Task material.
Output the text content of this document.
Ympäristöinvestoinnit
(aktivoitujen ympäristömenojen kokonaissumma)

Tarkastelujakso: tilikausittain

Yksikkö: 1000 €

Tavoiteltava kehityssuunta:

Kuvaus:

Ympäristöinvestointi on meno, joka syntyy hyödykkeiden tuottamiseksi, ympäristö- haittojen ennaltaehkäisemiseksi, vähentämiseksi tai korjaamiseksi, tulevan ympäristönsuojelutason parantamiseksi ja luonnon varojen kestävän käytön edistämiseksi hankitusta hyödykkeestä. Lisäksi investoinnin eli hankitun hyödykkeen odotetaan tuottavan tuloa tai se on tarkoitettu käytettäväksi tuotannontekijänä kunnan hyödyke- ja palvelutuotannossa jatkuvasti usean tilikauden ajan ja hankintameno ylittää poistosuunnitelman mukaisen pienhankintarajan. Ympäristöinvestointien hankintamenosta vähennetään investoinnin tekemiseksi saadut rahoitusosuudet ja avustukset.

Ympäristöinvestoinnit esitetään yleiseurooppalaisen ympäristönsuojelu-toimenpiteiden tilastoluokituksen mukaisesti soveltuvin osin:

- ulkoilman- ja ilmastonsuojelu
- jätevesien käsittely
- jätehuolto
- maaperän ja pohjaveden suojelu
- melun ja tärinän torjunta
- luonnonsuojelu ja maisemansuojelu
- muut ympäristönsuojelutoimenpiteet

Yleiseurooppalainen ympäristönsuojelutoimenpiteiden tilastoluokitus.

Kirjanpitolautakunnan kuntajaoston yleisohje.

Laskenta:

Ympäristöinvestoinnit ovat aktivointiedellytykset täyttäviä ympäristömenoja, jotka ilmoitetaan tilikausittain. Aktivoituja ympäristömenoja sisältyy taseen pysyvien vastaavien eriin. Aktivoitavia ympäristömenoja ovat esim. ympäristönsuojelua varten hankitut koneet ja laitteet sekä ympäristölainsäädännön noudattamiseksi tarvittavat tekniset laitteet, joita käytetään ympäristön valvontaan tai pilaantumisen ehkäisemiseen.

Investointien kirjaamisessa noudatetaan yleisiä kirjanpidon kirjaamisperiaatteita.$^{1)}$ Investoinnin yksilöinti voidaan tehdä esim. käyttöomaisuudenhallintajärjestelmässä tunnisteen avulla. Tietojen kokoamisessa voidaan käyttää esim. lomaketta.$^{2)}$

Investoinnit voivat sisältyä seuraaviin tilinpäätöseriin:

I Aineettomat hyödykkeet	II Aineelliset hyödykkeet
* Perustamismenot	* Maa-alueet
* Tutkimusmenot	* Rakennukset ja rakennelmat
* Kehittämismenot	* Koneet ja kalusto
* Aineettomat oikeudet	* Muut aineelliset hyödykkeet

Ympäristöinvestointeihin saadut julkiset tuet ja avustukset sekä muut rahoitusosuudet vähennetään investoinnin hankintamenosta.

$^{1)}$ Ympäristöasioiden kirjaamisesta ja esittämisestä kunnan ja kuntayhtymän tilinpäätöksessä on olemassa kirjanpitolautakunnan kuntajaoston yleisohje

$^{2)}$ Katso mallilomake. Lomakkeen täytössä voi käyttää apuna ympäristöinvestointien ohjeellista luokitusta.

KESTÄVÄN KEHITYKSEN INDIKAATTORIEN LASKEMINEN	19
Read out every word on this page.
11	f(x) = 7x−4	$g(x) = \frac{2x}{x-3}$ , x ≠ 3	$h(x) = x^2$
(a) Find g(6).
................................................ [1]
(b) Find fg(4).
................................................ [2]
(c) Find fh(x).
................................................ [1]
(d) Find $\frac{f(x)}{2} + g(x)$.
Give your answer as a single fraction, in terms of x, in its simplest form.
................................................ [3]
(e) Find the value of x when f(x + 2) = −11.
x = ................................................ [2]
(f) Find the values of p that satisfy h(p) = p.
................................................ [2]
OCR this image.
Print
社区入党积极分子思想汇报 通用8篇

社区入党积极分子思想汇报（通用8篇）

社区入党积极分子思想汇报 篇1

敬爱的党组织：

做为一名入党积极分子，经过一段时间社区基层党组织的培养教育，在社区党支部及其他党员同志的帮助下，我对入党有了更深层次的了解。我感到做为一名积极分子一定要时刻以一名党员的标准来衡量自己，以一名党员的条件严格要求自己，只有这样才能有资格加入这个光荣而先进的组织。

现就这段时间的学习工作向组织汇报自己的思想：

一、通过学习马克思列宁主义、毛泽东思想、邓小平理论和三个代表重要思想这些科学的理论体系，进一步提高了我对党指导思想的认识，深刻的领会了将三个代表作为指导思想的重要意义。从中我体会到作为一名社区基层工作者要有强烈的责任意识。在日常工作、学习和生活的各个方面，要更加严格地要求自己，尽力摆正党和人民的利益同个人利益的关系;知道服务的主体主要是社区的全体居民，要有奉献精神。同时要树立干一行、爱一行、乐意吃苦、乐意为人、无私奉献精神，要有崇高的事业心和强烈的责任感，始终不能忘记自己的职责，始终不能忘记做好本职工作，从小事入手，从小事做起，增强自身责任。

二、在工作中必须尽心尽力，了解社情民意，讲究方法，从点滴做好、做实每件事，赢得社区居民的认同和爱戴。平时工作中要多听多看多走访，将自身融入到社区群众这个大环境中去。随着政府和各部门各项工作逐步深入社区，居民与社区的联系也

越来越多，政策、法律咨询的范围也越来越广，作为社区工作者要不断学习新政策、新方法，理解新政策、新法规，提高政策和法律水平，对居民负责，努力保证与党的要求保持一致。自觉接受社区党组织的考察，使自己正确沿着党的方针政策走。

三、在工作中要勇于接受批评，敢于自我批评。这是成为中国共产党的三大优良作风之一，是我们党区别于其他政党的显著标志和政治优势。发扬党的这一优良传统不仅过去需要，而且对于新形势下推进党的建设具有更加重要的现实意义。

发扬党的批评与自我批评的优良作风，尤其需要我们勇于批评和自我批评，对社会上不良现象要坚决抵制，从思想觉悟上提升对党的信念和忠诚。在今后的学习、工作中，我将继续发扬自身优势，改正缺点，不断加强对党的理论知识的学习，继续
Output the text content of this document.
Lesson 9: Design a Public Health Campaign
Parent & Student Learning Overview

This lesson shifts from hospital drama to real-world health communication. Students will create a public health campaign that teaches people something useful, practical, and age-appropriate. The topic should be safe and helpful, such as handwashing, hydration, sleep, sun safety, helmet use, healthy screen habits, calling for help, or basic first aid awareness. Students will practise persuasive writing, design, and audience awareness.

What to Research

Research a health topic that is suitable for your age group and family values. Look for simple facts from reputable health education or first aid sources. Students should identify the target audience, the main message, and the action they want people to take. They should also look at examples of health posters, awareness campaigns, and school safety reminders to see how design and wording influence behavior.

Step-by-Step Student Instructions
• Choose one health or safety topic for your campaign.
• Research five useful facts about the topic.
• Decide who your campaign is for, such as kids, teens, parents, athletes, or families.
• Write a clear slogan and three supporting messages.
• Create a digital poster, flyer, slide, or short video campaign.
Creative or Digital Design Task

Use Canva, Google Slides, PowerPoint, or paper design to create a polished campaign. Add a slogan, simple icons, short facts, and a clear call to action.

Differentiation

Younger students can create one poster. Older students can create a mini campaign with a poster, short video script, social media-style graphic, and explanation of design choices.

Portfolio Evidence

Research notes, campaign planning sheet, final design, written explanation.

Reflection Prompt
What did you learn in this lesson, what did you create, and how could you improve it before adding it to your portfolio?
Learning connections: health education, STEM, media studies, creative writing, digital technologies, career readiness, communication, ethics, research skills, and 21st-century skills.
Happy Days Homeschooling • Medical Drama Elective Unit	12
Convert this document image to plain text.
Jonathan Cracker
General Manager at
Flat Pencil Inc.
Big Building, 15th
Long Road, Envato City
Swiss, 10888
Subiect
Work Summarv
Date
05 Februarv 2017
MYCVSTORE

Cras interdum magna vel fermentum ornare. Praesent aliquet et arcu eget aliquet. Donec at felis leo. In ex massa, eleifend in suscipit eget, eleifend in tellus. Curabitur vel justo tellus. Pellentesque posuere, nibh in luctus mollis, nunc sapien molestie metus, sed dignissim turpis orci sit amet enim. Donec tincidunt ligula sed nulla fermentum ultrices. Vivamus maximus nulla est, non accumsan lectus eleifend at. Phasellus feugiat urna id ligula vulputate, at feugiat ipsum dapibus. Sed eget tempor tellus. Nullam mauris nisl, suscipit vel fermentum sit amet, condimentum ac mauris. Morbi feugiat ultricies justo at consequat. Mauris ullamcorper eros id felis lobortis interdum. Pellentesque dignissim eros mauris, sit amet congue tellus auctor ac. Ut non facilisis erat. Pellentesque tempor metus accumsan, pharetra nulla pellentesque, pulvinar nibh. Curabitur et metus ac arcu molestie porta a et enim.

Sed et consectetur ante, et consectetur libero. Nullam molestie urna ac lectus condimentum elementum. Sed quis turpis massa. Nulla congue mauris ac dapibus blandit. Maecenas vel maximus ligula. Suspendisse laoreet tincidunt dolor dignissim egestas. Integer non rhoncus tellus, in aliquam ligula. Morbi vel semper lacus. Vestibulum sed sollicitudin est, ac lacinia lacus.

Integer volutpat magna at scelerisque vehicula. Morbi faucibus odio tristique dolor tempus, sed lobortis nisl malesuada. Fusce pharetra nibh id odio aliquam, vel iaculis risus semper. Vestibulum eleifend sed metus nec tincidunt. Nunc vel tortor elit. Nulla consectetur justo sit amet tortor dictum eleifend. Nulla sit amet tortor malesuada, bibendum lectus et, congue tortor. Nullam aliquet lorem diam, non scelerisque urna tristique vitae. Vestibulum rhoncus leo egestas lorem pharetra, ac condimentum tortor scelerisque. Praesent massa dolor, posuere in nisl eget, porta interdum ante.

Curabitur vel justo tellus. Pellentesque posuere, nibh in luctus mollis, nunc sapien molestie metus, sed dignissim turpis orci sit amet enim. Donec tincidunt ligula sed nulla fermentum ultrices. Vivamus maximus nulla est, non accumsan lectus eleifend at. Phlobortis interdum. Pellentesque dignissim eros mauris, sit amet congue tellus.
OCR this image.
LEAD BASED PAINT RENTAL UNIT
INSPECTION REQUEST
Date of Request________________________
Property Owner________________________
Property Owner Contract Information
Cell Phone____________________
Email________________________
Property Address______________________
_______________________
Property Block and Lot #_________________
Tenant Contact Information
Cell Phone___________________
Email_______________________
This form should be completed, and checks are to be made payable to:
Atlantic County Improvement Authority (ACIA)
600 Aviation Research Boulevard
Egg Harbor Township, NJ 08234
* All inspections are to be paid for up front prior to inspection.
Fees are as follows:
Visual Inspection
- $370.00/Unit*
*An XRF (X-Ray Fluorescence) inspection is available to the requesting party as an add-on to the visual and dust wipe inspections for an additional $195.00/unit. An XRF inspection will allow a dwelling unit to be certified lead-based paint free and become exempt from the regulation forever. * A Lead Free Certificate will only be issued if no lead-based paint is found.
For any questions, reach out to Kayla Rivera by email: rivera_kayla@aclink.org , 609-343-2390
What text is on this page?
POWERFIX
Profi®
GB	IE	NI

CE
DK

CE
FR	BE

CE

What to produce.
Locate the line that contains "What text is on this page?", then please quote it and every line after it to the end of the entries above, exactly and with nothing else.

Solution for this problem.
What text is on this page?
POWERFIX
Profi®
GB	IE	NI

CE
DK

CE
FR	BE

CE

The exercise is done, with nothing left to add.